* [WRITTEN EXERCISE]: Can you output the records below exactly as they are written?

* [DATA PROVIDED]:

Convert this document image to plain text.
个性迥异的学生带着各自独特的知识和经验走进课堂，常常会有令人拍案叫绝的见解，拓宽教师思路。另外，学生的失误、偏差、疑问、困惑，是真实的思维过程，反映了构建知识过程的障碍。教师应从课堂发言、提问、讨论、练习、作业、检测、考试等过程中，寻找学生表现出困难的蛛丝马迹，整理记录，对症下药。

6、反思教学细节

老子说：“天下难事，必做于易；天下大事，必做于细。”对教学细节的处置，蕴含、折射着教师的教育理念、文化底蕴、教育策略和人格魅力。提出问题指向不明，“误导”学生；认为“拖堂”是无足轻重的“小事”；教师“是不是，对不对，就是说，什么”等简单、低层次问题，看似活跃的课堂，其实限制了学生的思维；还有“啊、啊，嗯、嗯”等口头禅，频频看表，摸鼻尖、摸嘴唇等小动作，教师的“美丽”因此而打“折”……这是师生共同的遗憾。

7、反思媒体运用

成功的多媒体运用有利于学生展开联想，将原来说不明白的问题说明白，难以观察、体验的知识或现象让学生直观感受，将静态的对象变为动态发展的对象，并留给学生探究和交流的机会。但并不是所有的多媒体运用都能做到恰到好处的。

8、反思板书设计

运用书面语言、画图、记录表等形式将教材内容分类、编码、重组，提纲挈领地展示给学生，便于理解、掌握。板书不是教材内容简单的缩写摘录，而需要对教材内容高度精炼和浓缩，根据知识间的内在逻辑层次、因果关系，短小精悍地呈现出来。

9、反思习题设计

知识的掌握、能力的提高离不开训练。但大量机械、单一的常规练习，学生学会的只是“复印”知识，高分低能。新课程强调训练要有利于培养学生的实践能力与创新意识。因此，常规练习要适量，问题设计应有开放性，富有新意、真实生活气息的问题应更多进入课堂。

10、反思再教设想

* [ANSWER TO THIS EXERCISE]:
Convert this document image to plain text.
个性迥异的学生带着各自独特的知识和经验走进课堂，常常会有令人拍案叫绝的见解，拓宽教师思路。另外，学生的失误、偏差、疑问、困惑，是真实的思维过程，反映了构建知识过程的障碍。教师应从课堂发言、提问、讨论、练习、作业、检测、考试等过程中，寻找学生表现出困难的蛛丝马迹，整理记录，对症下药。

6、反思教学细节

老子说：“天下难事，必做于易；天下大事，必做于细。”对教学细节的处置，蕴含、折射着教师的教育理念、文化底蕴、教育策略和人格魅力。提出问题指向不明，“误导”学生；认为“拖堂”是无足轻重的“小事”；教师“是不是，对不对，就是说，什么”等简单、低层次问题，看似活跃的课堂，其实限制了学生的思维；还有“啊、啊，嗯、嗯”等口头禅，频频看表，摸鼻尖、摸嘴唇等小动作，教师的“美丽”因此而打“折”……这是师生共同的遗憾。

7、反思媒体运用

成功的多媒体运用有利于学生展开联想，将原来说不明白的问题说明白，难以观察、体验的知识或现象让学生直观感受，将静态的对象变为动态发展的对象，并留给学生探究和交流的机会。但并不是所有的多媒体运用都能做到恰到好处的。

8、反思板书设计

运用书面语言、画图、记录表等形式将教材内容分类、编码、重组，提纲挈领地展示给学生，便于理解、掌握。板书不是教材内容简单的缩写摘录，而需要对教材内容高度精炼和浓缩，根据知识间的内在逻辑层次、因果关系，短小精悍地呈现出来。

9、反思习题设计

知识的掌握、能力的提高离不开训练。但大量机械、单一的常规练习，学生学会的只是“复印”知识，高分低能。新课程强调训练要有利于培养学生的实践能力与创新意识。因此，常规练习要适量，问题设计应有开放性，富有新意、真实生活气息的问题应更多进入课堂。

10、反思再教设想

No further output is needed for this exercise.